• Task requirements:
Copy out every line in the entries below that includes "interi".

• Data rows:
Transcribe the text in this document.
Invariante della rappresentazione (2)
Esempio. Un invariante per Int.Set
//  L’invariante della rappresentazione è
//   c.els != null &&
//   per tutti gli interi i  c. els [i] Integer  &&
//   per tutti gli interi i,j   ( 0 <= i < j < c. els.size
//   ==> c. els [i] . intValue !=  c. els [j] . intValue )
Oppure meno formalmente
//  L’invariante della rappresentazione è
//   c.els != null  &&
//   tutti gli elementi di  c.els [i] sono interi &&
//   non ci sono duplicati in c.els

• Right answer:
//   per tutti gli interi i  c. els [i] Integer  &&
//   per tutti gli interi i,j   ( 0 <= i < j < c. els.size
//   tutti gli elementi di  c.els [i] sono interi &&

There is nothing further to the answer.